Name every city that the passage on unemployment and megacities says doesn't scale.

DOCUMENT EXTRACT Start Marker

And, of course, unemployment is a problem. We’re proudly capitalist and that inherently implies we need more than just businesses providing food, shelter, and other services: we also need citizens with jobs and money to pay for those things. Unemployment is in direct opposition to this societal structure we’ve created and I think we can all agree that solving unemployment would solve a lot of problems many citizens are seeing day-to-day and month-to-month.
But not all of them.
New York City doesn’t scale. Los Angeles doesn’t scale. Chicago doesn’t scale. Houston doesn’t scale. In the current system, every new resident in every city adds a new burden on every other citizen in that city. This burden is complex, but observable in many ways.
At the forefront of the problem, we have jobs. More people in a Megacity doesn’t only mean those people are fighting over the limited amount of jobs in that Megacity — making it just a little harder for the average person to land a job for every new person that moves into the city. This system, as we’ve seen for hundreds of years, puts workers at a surplus compared to the demand for jobs. We have more people willing to do a job than we do positions for those people to fill.
Yes, this means those other people won’t get that job; and yes, it’s likely those people will find another job elsewhere — after beating out others who also want that job.
But it also means that employers have a significant advantage in negotiating with potential and current employees. It’s in a corporation’s best interest to get the best employees they can get — at the lowest cost they can get it. It’s in an employee’s best interest to get the best-paying job their skills can offer.
Again, these two goals are at odds. This pits employers and employees against each other as adversaries, each fighting to get a bigger piece of the pie than the other.
One might imagine a better system: one in which employers and employees have a common goal and symbiotically work together on an agreement that best serves both of their interests.
Unfortunately, such a better system isn’t possible to rectify with our current societal model, one in which both parties need more and more money to live a better life.

DOCUMENT EXTRACT End Marker
INFORMATION GIVEN Start Marker

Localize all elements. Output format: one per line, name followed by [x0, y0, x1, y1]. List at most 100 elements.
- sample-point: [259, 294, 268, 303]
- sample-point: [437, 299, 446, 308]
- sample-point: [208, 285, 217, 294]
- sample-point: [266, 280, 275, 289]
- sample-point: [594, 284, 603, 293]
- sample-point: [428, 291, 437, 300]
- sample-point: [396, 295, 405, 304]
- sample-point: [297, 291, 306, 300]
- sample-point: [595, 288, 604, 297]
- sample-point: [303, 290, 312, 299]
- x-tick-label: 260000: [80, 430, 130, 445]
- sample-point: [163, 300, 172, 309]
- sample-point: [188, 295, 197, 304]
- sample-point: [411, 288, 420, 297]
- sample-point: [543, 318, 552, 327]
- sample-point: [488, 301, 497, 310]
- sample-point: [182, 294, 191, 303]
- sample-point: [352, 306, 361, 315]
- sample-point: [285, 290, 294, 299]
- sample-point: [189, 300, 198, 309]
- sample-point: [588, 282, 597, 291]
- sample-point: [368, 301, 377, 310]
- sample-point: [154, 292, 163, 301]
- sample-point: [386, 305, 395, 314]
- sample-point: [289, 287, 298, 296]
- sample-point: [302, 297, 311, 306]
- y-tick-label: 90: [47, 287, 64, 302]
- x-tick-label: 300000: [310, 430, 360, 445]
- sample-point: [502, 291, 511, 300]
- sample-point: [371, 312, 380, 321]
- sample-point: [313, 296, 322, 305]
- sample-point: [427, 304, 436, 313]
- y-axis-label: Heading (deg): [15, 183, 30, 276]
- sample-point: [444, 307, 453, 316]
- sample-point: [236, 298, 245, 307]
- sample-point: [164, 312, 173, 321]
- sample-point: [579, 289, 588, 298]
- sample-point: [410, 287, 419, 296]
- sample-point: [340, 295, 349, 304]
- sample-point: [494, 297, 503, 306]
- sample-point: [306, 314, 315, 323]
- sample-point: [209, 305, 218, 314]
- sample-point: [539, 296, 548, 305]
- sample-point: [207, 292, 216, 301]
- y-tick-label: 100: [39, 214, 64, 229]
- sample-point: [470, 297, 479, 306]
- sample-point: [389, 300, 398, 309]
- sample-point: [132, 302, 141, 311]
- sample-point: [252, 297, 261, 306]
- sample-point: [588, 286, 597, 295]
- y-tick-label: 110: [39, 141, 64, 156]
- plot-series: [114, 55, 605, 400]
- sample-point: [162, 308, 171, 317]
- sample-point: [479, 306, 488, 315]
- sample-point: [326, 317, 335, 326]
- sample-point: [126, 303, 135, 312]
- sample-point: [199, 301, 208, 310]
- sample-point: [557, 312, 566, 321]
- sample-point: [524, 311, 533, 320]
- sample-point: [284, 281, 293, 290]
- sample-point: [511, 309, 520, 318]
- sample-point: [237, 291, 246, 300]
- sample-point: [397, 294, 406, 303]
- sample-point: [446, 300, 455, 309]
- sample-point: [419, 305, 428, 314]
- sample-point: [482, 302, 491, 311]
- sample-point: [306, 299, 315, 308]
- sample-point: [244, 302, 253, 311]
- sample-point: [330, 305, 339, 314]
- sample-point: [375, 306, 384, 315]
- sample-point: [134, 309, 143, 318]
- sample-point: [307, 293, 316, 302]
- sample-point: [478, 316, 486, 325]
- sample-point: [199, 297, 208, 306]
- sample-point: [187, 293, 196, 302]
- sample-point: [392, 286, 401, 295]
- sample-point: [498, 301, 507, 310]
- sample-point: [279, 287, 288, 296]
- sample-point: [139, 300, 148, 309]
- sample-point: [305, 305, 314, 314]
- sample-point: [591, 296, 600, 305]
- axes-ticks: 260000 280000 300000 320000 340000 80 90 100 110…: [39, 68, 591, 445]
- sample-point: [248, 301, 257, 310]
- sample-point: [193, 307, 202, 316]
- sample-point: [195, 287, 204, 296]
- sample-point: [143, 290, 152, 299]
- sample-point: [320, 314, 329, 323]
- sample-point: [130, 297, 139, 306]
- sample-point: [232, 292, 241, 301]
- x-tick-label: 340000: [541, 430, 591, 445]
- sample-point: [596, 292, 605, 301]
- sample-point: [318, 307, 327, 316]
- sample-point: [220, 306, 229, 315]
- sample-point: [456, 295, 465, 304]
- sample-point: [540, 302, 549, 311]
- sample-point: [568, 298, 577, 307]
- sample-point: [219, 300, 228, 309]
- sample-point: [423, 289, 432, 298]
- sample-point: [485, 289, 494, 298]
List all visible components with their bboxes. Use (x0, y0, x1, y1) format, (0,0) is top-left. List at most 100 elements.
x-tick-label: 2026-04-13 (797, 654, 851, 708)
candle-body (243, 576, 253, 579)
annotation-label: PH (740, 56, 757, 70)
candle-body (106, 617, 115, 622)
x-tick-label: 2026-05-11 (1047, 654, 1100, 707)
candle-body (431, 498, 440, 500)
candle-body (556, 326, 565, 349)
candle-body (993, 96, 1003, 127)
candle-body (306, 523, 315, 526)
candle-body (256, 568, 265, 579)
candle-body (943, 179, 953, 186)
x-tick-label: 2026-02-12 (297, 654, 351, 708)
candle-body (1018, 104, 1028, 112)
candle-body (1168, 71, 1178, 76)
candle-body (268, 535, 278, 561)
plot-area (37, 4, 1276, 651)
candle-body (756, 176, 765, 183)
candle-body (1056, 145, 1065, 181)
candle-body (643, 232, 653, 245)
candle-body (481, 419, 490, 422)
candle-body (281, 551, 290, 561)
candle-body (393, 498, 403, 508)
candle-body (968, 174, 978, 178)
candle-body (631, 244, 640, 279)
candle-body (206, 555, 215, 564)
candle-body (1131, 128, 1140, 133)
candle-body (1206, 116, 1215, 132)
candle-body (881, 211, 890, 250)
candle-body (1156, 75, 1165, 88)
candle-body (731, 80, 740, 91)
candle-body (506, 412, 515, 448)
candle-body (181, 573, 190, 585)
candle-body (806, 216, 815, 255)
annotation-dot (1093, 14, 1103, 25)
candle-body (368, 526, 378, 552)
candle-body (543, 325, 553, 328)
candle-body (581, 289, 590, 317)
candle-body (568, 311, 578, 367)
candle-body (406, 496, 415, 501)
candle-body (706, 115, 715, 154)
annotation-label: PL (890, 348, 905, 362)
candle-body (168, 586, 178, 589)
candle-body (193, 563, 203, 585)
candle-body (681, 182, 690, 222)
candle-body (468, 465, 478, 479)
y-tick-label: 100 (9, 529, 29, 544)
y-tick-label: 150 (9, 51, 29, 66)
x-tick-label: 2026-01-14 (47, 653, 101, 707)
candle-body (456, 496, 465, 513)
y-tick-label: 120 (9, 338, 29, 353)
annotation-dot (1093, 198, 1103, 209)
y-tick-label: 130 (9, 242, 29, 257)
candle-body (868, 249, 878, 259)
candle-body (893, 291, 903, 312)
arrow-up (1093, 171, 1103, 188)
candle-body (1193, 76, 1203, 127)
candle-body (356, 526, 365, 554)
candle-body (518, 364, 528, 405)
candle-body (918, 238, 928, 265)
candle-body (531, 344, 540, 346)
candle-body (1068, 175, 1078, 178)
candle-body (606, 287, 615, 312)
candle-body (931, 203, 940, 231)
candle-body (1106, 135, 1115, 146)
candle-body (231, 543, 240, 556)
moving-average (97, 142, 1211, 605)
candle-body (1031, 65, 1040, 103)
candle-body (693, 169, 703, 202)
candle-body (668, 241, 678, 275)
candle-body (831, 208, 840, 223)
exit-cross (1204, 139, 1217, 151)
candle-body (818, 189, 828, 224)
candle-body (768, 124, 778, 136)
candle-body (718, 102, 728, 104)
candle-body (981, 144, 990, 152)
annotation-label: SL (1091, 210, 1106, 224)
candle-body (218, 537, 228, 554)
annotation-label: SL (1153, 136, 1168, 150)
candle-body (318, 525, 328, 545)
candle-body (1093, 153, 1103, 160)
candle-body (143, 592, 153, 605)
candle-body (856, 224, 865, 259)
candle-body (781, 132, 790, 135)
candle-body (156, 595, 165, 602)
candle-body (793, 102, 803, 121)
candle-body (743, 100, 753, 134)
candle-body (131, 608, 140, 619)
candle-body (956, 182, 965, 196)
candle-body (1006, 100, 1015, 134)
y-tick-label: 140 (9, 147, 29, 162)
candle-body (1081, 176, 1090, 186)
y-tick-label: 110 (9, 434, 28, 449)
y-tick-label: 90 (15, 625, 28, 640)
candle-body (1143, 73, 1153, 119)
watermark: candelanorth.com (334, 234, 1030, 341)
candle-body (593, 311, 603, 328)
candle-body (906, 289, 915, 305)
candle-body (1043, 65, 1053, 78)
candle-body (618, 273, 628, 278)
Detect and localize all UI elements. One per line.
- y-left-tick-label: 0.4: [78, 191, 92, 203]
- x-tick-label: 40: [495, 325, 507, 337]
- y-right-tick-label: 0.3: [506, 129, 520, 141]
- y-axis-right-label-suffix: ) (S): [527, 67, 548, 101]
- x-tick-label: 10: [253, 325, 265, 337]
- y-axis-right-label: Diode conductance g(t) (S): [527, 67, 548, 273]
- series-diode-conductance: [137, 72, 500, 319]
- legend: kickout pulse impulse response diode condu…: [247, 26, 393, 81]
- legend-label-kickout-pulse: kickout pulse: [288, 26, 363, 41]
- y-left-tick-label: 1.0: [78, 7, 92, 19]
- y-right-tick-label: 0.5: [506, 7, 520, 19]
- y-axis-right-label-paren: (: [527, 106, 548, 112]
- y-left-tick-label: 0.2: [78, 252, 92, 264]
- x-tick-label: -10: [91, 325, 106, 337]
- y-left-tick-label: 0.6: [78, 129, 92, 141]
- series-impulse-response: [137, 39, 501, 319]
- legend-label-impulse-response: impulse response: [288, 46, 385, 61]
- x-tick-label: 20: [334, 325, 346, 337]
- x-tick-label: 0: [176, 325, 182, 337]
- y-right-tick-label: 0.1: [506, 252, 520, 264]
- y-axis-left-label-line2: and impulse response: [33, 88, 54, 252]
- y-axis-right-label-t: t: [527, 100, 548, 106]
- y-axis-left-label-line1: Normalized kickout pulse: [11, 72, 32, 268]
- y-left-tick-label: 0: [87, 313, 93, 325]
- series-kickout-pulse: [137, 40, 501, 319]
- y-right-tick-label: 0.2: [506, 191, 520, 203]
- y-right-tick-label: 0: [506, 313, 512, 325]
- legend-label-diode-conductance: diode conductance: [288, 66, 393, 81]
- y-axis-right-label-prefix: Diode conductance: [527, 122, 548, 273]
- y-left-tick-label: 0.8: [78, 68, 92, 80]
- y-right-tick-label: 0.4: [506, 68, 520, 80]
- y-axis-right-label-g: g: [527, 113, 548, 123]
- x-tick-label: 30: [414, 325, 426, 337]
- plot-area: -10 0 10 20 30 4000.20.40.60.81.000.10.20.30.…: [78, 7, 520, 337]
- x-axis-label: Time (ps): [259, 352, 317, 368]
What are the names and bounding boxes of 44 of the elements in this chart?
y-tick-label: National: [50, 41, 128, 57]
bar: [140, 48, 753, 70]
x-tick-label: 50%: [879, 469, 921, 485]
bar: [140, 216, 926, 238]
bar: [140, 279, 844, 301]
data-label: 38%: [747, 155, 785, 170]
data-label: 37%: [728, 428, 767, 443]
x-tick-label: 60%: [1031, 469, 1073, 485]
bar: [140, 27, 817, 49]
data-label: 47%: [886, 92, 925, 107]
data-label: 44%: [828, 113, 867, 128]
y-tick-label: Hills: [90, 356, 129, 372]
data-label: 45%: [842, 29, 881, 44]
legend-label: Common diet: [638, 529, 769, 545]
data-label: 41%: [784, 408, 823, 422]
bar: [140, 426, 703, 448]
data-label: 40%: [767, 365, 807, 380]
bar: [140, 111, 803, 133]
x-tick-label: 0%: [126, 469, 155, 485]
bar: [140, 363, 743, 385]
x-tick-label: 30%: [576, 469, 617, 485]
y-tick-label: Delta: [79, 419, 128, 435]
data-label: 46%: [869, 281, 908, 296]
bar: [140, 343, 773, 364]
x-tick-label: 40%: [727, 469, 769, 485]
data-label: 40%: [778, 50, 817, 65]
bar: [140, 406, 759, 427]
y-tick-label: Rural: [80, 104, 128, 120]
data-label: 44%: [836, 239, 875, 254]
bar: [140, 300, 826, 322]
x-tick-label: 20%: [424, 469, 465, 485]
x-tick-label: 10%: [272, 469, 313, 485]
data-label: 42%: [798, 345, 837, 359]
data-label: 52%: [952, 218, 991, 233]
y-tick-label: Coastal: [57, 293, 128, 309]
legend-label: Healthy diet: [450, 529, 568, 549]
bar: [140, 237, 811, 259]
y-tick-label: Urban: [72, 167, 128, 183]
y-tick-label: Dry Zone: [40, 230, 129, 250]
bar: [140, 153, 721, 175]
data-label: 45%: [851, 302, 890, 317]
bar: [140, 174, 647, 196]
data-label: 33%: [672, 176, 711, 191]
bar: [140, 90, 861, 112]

INFORMATION GIVEN End Marker

## SOLUTION TO THE EXERCISE
New York City, Los Angeles, Chicago, Houston